**Goal:** Quote the entries word for word. Omit the pictures.

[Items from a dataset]

<<<<

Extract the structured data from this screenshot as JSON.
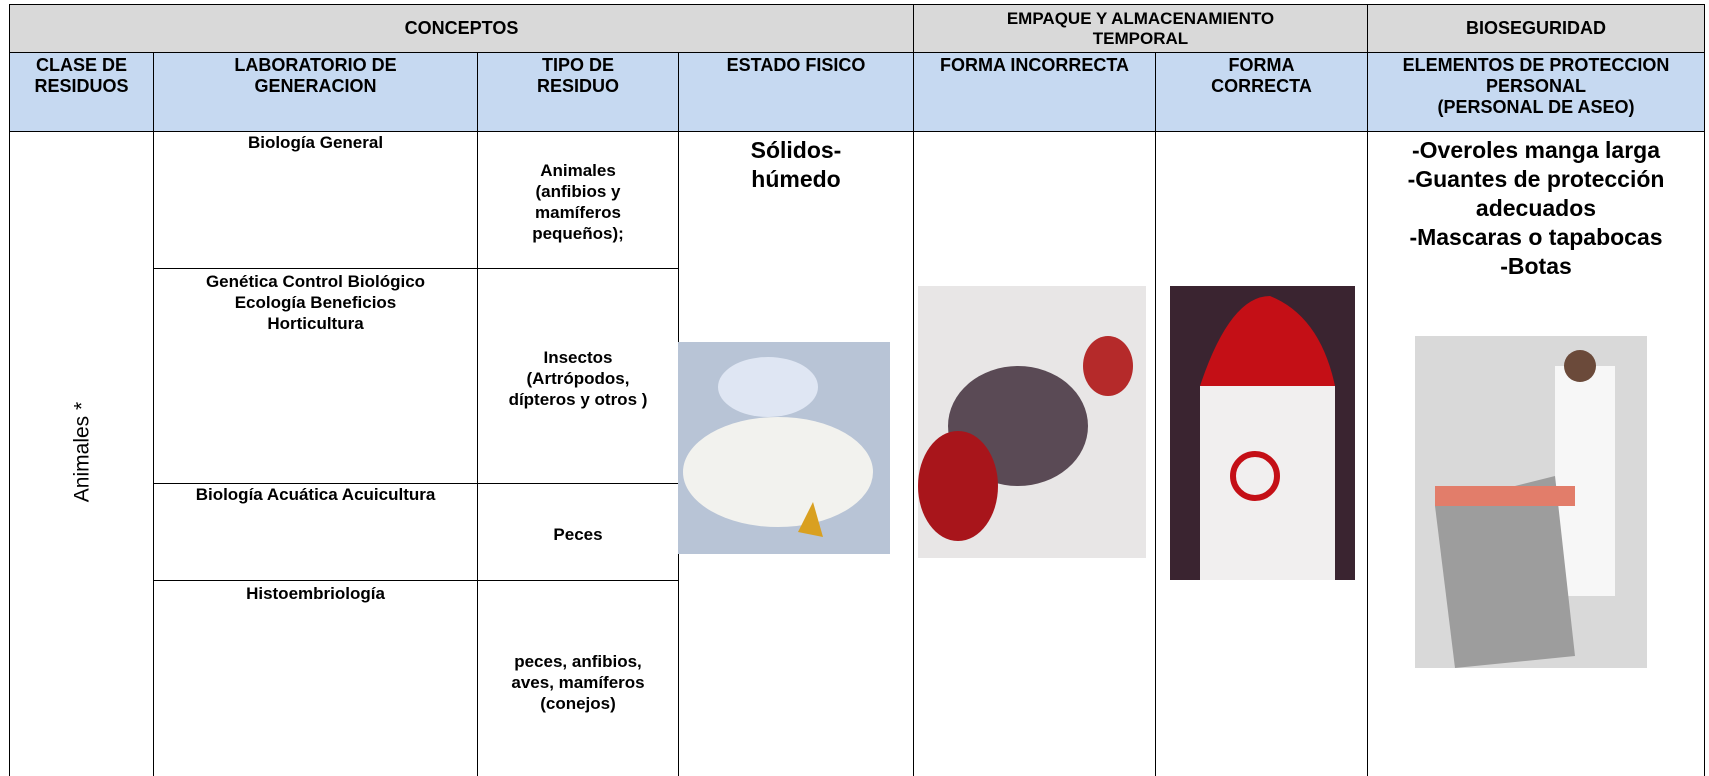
{
  "header": {
    "groups": [
      "CONCEPTOS",
      "EMPAQUE Y ALMACENAMIENTO\nTEMPORAL",
      "BIOSEGURIDAD"
    ],
    "columns": [
      "CLASE DE\nRESIDUOS",
      "LABORATORIO DE\nGENERACION",
      "TIPO DE\nRESIDUO",
      "ESTADO FISICO",
      "FORMA INCORRECTA",
      "FORMA\nCORRECTA",
      "ELEMENTOS DE PROTECCION\nPERSONAL\n(PERSONAL DE ASEO)"
    ]
  },
  "body": {
    "clase": "Animales *",
    "rows": [
      {
        "laboratorio": "Biología General",
        "tipo": "Animales\n(anfibios y\nmamíferos\npequeños);"
      },
      {
        "laboratorio": "Genética Control Biológico\nEcología Beneficios\nHorticultura",
        "tipo": "Insectos\n(Artrópodos,\ndípteros y otros )"
      },
      {
        "laboratorio": "Biología Acuática Acuicultura",
        "tipo": "Peces"
      },
      {
        "laboratorio": "Histoembriología",
        "tipo": "peces, anfibios,\naves, mamíferos\n(conejos)"
      }
    ],
    "estado": "Sólidos-\nhúmedo",
    "epp": "-Overoles manga larga\n-Guantes de protección\nadecuados\n-Mascaras o tapabocas\n-Botas"
  }
}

>>>>

**Exercise output:**
Extract the structured data from this screenshot as JSON.
{
  "header": {
    "groups": [
      "CONCEPTOS",
      "EMPAQUE Y ALMACENAMIENTO\nTEMPORAL",
      "BIOSEGURIDAD"
    ],
    "columns": [
      "CLASE DE\nRESIDUOS",
      "LABORATORIO DE\nGENERACION",
      "TIPO DE\nRESIDUO",
      "ESTADO FISICO",
      "FORMA INCORRECTA",
      "FORMA\nCORRECTA",
      "ELEMENTOS DE PROTECCION\nPERSONAL\n(PERSONAL DE ASEO)"
    ]
  },
  "body": {
    "clase": "Animales *",
    "rows": [
      {
        "laboratorio": "Biología General",
        "tipo": "Animales\n(anfibios y\nmamíferos\npequeños);"
      },
      {
        "laboratorio": "Genética Control Biológico\nEcología Beneficios\nHorticultura",
        "tipo": "Insectos\n(Artrópodos,\ndípteros y otros )"
      },
      {
        "laboratorio": "Biología Acuática Acuicultura",
        "tipo": "Peces"
      },
      {
        "laboratorio": "Histoembriología",
        "tipo": "peces, anfibios,\naves, mamíferos\n(conejos)"
      }
    ],
    "estado": "Sólidos-\nhúmedo",
    "epp": "-Overoles manga larga\n-Guantes de protección\nadecuados\n-Mascaras o tapabocas\n-Botas"
  }
}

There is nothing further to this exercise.